**What you need to do**
Check every line of the material below for the string "Εξέταση", and return the ones that have it.

**Available data**

--- Start ---

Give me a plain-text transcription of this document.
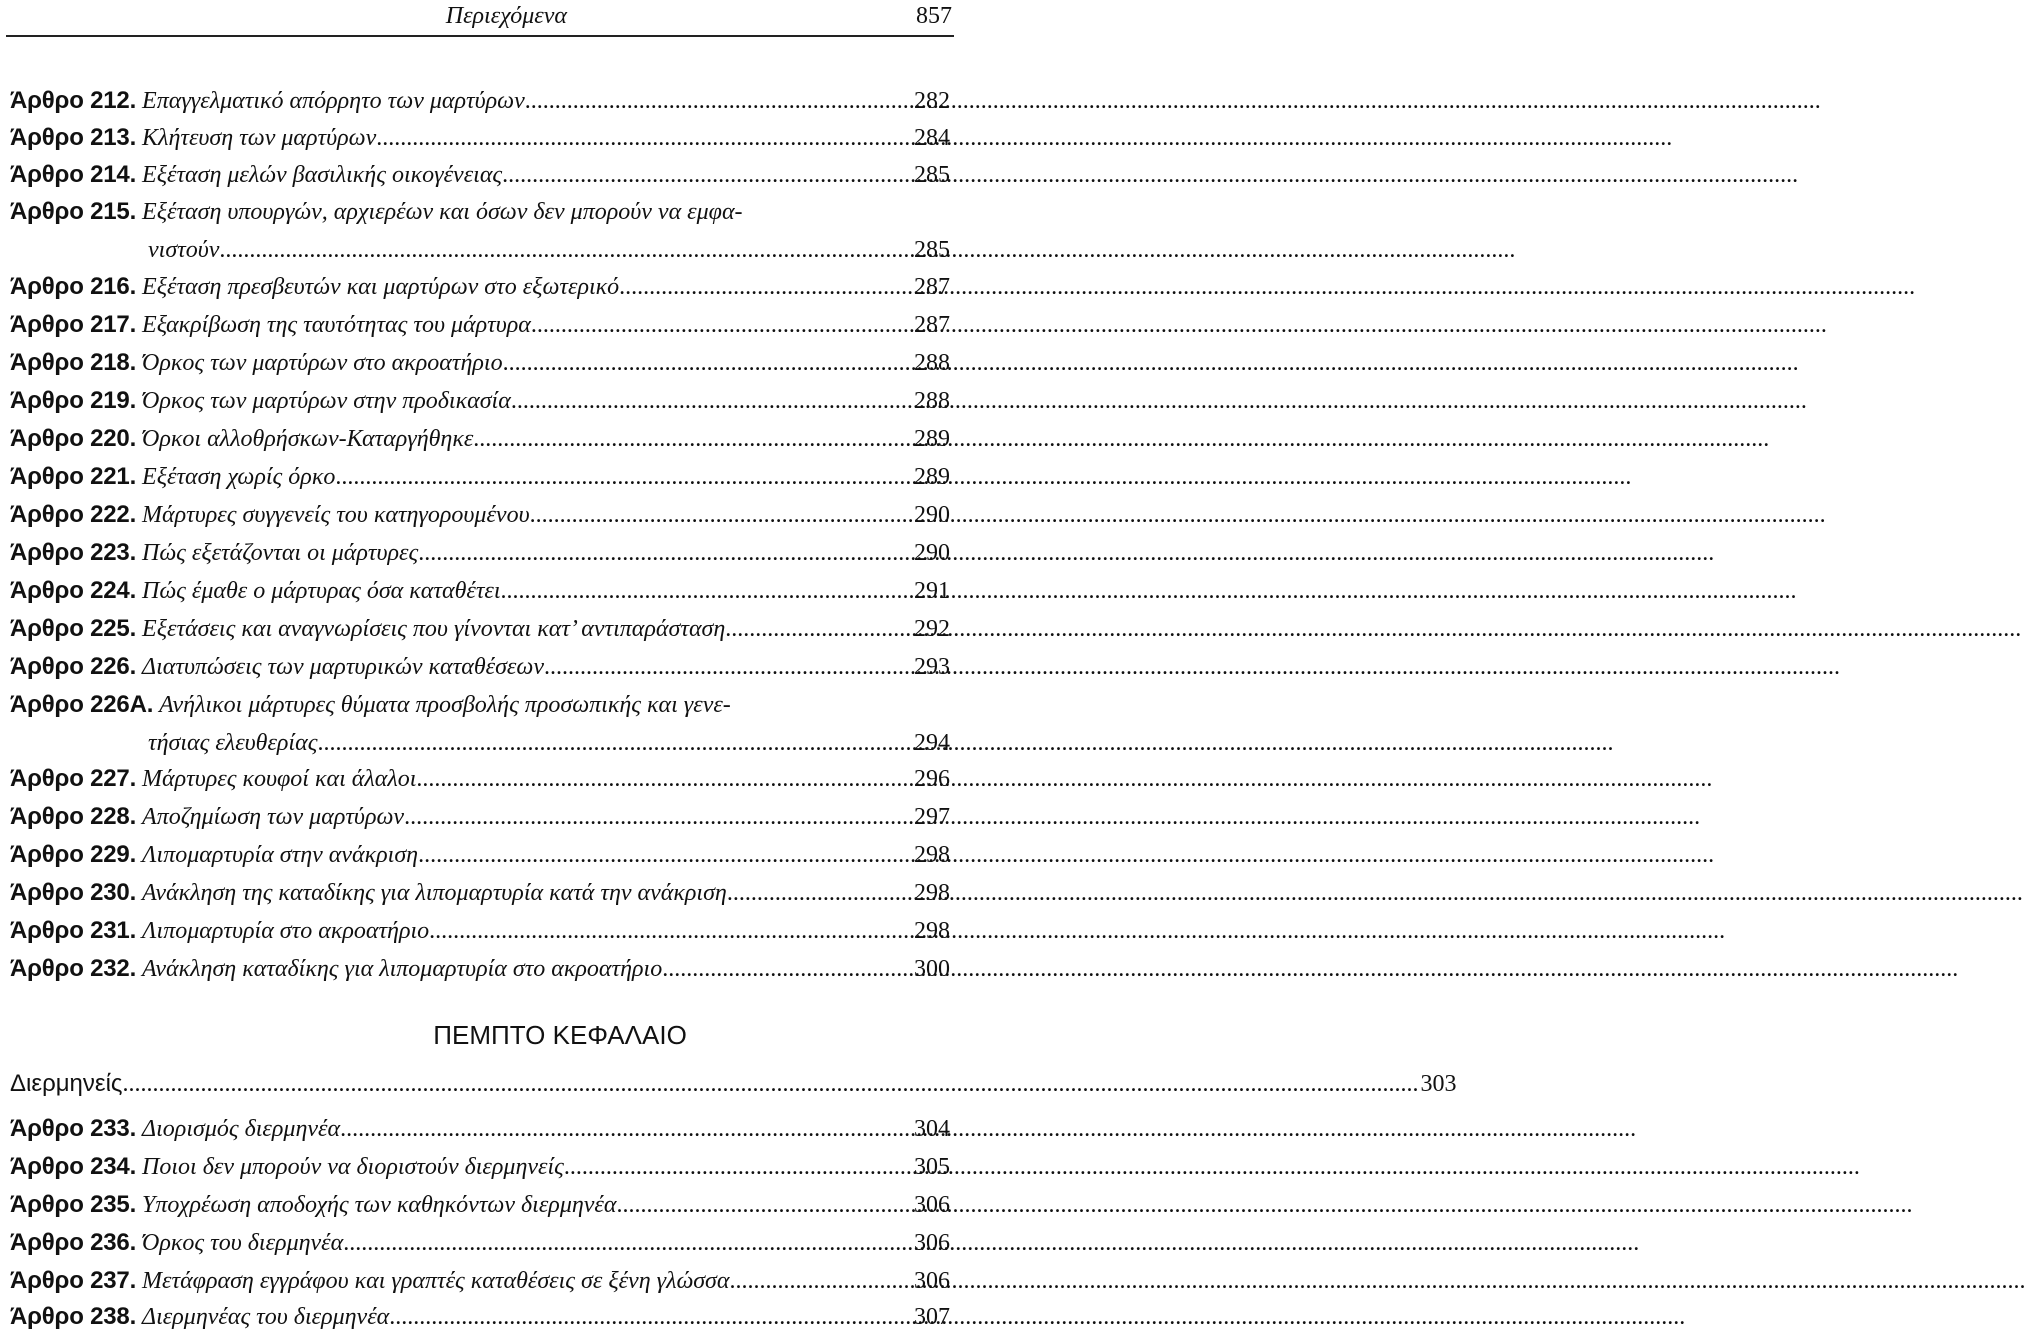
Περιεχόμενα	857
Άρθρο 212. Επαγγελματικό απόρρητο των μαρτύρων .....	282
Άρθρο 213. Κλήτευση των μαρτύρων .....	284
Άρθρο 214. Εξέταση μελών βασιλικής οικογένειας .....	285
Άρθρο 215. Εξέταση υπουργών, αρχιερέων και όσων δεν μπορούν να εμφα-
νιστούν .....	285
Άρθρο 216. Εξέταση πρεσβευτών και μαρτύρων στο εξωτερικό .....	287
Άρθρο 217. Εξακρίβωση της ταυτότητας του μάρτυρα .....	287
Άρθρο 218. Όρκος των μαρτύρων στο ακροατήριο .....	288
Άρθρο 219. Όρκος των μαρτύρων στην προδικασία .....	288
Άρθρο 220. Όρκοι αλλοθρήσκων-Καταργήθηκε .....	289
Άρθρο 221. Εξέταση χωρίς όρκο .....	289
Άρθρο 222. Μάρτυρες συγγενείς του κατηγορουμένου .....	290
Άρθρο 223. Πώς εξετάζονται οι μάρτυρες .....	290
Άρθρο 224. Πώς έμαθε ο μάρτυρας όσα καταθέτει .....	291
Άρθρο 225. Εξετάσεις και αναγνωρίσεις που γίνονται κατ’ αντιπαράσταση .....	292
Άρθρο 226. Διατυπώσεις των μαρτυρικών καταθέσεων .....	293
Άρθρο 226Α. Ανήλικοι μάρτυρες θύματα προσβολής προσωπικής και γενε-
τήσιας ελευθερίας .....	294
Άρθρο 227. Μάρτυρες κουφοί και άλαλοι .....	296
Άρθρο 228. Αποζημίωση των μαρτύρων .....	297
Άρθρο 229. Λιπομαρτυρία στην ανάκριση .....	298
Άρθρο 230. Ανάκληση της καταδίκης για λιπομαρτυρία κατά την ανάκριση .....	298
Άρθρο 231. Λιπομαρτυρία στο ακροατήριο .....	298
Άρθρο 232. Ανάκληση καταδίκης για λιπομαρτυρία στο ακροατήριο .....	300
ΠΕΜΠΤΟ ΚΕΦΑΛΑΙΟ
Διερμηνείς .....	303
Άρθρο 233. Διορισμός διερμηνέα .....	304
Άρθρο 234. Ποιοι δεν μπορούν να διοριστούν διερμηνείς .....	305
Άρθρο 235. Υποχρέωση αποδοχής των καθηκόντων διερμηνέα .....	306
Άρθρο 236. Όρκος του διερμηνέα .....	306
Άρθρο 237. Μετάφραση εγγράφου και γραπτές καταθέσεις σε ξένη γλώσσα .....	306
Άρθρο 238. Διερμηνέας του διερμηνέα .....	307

--- End ---

**Completed task**
Άρθρο 214. Εξέταση μελών βασιλικής οικογένειας .....	285
Άρθρο 215. Εξέταση υπουργών, αρχιερέων και όσων δεν μπορούν να εμφα-
Άρθρο 216. Εξέταση πρεσβευτών και μαρτύρων στο εξωτερικό .....	287
Άρθρο 221. Εξέταση χωρίς όρκο .....	289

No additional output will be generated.